_原文抜粋_:
[Ⅰ]骨粗鬆症
診断のポイント
原発性骨粗鬆症の診断のポイントについて述べる。
【1】脆弱性骨折:立った姿勢からの転倒かそれ以下の外力による骨折。
【2】脆弱性椎体骨折あり。
【3】脆弱性大腿骨近位部骨折あり。
【4】椎体・大腿骨近位部以外の脆弱性骨折例では骨密度を測定する。
【5】脆弱性骨折の既往がなければ,とりあえず骨密度を測定する。
緊急対応の判断基準
【1】遅発性麻痺を伴った椎体骨折。
【2】新鮮脆弱性骨折。
症候の診かた
【1】急性腰痛:新鮮椎体骨折の可能性あり。
【2】慢性腰痛:既存椎体骨折が影響している可能性あり。
【3】身長低下・円背:椎体骨折が存在する可能性あり。
【4】転倒後の疼痛:当該部位を骨折している可能性あり。
【5】無症状
❶椎体骨折の3分の2は無症状。
❷骨折の既往がない骨粗鬆症のほとんどは無症状。
検査所見とその読みかた
【1】骨密度
❶原則として腰椎または大腿骨近位部を測定する。
❷複数部位で測定した場合にはより低い%値またはSD値を採用する。
❸腰椎においてはL1~L4またはL2~L4を基準値とする。

コレクション所収の記録
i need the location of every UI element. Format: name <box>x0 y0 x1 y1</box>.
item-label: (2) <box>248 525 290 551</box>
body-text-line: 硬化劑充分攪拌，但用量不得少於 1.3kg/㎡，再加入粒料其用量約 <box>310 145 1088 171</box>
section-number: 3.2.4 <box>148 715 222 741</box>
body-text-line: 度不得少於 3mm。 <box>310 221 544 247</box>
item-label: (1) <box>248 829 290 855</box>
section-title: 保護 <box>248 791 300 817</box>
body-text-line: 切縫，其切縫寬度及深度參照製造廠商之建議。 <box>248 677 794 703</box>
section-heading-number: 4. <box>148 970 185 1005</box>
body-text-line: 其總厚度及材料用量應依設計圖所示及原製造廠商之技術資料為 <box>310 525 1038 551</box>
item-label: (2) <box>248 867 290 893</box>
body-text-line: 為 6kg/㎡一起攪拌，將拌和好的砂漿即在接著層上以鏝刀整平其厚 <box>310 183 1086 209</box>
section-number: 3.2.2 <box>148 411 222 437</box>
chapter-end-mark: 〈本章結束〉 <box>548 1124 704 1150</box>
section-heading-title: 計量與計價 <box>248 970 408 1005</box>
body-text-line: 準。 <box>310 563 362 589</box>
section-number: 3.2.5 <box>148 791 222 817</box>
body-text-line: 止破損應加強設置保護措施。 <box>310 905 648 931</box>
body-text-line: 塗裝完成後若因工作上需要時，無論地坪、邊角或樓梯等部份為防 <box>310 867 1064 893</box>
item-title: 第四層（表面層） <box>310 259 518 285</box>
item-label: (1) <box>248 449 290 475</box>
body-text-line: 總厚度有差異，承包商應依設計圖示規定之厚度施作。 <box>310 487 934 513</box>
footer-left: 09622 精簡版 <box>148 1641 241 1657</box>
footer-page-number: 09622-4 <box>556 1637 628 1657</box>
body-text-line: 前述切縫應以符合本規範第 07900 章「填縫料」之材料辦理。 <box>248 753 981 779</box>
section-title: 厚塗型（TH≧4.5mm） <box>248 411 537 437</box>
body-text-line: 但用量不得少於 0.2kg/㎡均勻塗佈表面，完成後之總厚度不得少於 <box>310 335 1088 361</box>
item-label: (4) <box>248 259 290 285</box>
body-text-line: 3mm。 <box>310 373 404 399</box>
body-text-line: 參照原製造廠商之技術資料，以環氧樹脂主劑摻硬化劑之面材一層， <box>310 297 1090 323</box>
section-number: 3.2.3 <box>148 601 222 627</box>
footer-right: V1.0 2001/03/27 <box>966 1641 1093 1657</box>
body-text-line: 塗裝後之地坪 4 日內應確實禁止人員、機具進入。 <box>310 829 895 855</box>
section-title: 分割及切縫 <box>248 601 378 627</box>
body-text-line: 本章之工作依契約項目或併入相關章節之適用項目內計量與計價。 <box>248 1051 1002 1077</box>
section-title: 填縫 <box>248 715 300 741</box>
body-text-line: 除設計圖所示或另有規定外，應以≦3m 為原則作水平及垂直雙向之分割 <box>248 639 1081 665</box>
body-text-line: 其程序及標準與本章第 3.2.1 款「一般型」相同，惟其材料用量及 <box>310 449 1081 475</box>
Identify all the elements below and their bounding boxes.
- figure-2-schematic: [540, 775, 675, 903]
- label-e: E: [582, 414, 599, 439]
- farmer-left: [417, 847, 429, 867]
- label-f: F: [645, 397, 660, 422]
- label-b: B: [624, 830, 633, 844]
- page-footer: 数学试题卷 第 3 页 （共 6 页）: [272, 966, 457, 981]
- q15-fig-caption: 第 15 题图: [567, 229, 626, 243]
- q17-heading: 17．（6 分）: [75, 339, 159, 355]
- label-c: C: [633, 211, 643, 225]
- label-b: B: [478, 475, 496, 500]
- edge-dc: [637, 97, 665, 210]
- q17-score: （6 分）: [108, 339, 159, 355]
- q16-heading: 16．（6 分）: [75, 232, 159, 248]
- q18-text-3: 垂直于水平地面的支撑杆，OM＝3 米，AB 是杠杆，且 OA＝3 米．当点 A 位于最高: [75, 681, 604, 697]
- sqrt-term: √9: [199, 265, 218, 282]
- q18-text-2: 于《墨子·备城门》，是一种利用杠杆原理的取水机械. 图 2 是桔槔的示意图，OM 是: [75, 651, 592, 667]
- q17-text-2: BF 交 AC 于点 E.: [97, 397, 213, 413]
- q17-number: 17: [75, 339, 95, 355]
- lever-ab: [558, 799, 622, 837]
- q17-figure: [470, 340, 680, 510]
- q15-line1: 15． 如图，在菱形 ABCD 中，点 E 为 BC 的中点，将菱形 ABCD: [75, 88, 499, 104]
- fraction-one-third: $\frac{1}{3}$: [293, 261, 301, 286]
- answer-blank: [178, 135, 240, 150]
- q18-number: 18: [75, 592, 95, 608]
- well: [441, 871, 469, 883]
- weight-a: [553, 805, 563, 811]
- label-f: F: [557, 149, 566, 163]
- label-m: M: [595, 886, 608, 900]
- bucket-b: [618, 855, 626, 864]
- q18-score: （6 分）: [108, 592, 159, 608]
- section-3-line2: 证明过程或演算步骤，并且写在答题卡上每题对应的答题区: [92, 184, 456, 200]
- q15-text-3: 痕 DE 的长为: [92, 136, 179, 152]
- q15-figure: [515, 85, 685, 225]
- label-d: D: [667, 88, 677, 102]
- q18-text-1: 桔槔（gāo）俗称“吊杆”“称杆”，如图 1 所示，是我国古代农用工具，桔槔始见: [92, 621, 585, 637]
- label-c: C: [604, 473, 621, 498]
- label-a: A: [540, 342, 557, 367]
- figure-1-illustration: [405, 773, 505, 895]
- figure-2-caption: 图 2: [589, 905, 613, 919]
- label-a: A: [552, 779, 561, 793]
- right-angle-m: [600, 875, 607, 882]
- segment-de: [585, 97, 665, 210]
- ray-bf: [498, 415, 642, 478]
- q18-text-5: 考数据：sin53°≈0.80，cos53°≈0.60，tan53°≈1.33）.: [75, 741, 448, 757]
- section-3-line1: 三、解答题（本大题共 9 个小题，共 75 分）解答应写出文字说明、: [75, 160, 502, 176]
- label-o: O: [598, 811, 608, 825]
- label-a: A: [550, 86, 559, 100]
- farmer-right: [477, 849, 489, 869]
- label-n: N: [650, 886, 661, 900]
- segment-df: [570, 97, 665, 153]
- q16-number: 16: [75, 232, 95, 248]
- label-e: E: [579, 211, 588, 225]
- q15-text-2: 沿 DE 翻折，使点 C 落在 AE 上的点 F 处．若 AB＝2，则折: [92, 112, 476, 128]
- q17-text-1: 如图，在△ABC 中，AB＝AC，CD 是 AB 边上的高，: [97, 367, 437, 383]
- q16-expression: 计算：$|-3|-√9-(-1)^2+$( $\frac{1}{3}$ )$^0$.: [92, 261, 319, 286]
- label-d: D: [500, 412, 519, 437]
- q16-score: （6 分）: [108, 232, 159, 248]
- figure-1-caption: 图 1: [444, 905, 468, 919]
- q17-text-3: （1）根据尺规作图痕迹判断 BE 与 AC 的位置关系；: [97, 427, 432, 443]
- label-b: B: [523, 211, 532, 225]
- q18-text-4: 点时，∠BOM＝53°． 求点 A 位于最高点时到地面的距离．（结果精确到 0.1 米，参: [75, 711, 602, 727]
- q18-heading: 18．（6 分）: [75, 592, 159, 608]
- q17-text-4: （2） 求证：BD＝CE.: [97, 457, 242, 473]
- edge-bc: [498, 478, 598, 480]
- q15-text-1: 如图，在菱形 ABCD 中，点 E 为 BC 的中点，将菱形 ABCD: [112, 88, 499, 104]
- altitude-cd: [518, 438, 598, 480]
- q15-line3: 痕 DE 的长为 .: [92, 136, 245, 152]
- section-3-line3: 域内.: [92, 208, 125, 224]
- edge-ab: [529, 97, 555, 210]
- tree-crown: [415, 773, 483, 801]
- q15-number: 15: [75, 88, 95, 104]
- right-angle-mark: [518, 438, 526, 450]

_課題の内容_: 骨粗鬆症の文章を、最後の文の次から引き継いで書いてください。 これらの行は骨粗鬆症の文章とは関係がない。

_回答欄_:
❹ただし,高齢者において,椎体変形などのために腰椎骨密度の測定が困難な場合には大腿骨近位部骨密度とする。
❺大腿骨近位部骨密度には頸部またはtotal hip(total proximal femur)を用いる。
❻これらの測定が困難な場合は,橈骨,第二中手骨の骨密度とするが,その場合は%のみ使用する。
【2】血液検査:原発性骨粗鬆症の場合,血清カルシウムとリンは基準範囲内であり,アルカリホスファターゼは基準範囲内あるいは基準値の1.5倍以内を示す。
【3】X線検査
❶新鮮骨折の診断には必須の検査である。
❷仰臥位のみの椎体側面像で新鮮骨折か否か診断できない場合,坐位(あるいは前屈位)の側面像と比較することで診断可能になる場合がある。